Begin Data section

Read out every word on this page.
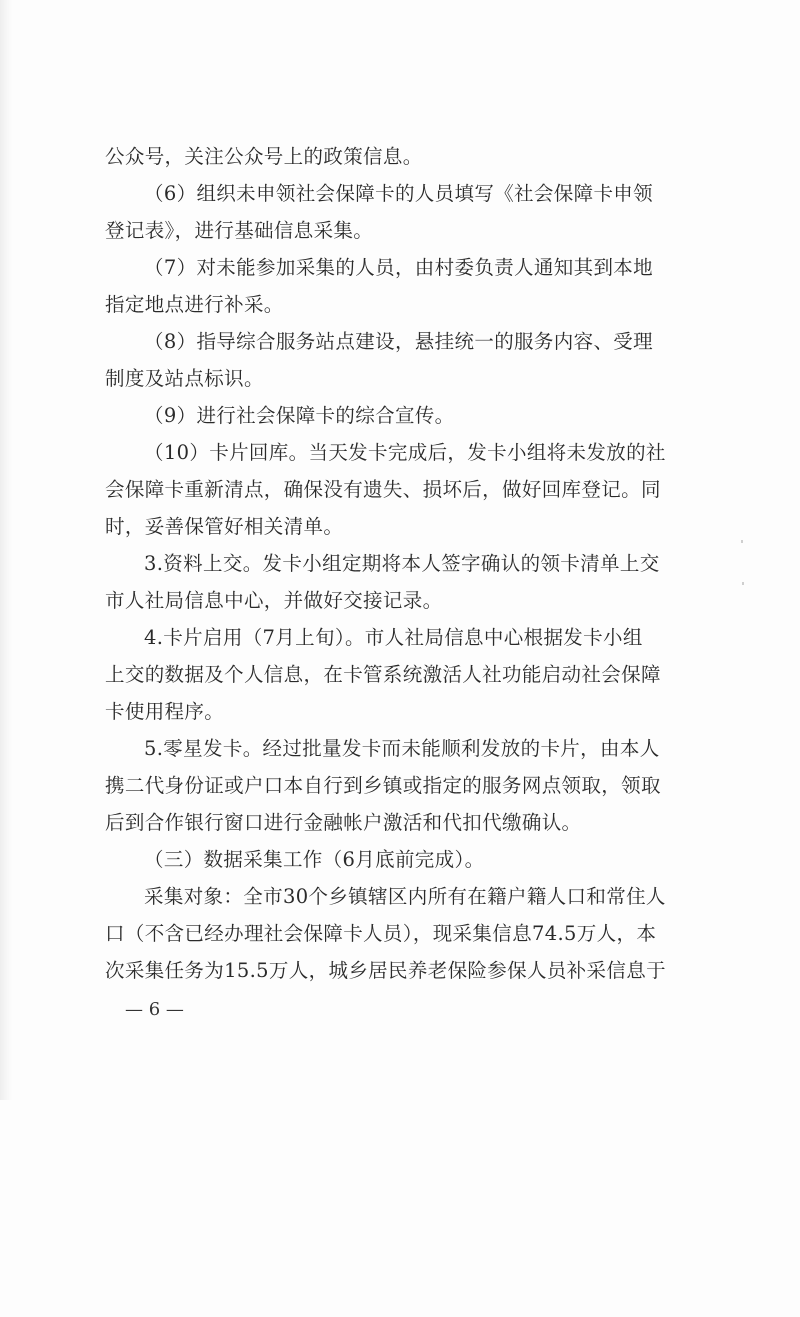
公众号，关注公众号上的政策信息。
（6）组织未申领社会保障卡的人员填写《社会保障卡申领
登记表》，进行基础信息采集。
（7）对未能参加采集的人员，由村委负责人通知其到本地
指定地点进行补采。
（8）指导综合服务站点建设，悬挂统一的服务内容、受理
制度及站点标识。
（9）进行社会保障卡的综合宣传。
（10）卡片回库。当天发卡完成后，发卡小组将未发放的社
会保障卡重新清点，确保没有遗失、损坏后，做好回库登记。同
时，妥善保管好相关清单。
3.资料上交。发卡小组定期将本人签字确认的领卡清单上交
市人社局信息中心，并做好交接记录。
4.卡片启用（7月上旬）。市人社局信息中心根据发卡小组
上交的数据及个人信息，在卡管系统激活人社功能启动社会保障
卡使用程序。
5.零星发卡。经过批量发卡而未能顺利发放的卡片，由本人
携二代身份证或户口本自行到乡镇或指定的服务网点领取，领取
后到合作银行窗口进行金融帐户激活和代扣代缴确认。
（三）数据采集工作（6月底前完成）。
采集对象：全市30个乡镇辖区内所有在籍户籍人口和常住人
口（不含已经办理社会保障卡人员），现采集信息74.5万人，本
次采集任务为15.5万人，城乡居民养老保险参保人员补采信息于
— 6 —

End Data section
Begin Data section

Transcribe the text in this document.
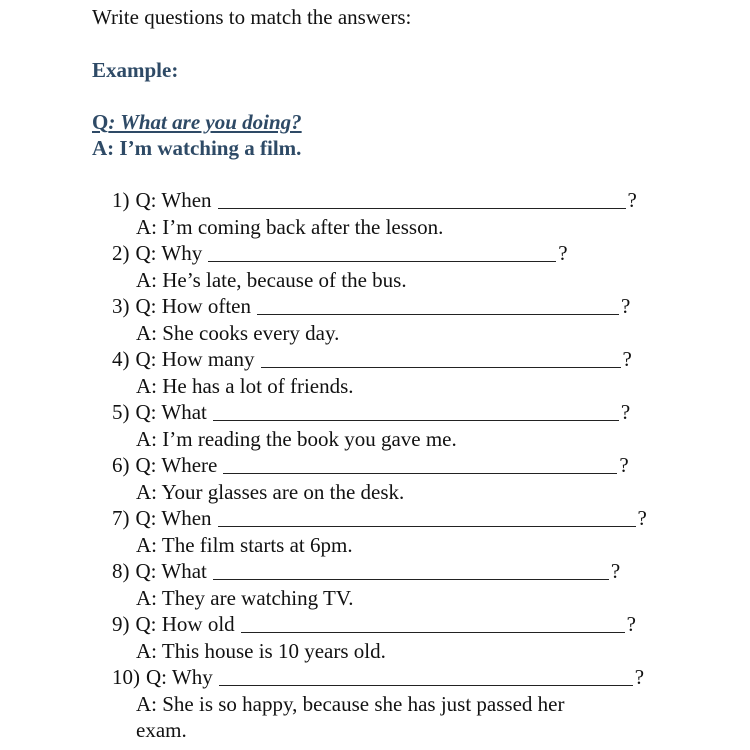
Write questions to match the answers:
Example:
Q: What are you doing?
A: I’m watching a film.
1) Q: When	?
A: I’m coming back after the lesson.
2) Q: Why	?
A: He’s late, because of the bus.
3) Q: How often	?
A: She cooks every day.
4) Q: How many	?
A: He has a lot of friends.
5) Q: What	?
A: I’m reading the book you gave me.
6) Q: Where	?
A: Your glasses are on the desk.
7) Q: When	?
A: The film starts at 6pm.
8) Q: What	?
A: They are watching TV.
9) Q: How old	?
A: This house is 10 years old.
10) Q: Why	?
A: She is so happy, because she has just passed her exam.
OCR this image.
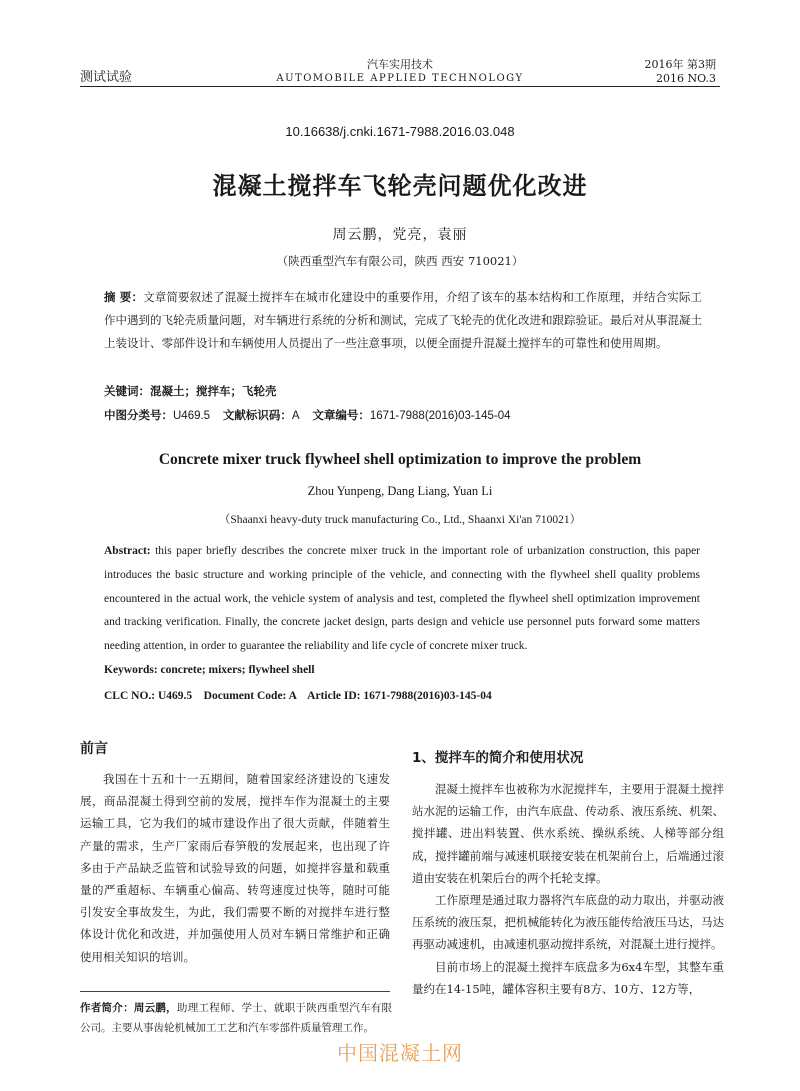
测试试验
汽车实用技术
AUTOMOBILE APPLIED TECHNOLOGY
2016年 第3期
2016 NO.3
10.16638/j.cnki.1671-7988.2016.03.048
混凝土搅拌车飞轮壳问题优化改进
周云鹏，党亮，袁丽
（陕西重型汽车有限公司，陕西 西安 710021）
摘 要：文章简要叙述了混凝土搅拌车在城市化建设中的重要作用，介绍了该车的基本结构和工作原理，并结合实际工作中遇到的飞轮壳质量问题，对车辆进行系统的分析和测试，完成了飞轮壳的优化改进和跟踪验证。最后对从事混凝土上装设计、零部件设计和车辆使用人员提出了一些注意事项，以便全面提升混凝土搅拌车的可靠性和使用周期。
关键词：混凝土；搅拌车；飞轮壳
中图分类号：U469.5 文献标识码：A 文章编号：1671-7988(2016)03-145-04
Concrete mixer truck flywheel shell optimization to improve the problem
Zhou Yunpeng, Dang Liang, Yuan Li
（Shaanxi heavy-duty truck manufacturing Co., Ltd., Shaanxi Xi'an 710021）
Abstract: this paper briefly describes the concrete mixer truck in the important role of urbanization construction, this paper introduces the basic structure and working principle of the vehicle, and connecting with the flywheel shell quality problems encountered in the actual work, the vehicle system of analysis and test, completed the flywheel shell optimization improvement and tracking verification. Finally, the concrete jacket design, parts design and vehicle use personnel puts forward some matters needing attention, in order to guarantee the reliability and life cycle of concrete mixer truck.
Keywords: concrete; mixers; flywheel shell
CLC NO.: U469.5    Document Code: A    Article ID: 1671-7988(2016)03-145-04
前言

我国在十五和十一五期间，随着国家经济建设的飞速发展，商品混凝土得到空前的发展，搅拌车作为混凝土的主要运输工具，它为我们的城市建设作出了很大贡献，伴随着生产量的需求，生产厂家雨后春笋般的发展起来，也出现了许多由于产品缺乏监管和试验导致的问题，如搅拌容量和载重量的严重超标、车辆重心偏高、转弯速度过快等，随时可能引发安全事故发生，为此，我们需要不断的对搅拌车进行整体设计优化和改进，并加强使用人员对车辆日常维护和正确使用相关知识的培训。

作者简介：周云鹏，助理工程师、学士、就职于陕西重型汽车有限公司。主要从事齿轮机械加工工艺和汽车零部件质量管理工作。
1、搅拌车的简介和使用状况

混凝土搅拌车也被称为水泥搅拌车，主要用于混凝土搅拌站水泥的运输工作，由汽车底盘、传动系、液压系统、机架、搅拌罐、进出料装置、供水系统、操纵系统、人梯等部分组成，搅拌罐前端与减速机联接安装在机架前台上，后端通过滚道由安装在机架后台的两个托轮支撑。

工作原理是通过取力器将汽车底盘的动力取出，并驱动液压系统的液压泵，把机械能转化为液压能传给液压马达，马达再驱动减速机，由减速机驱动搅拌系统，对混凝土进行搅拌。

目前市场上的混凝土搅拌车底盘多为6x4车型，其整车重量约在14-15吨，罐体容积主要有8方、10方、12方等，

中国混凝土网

End Data section

Goal: Copy all lines from the entries that contain the word "because".

Exercise output:
A: He’s late, because of the bus.
A: She is so happy, because she has just passed her exam.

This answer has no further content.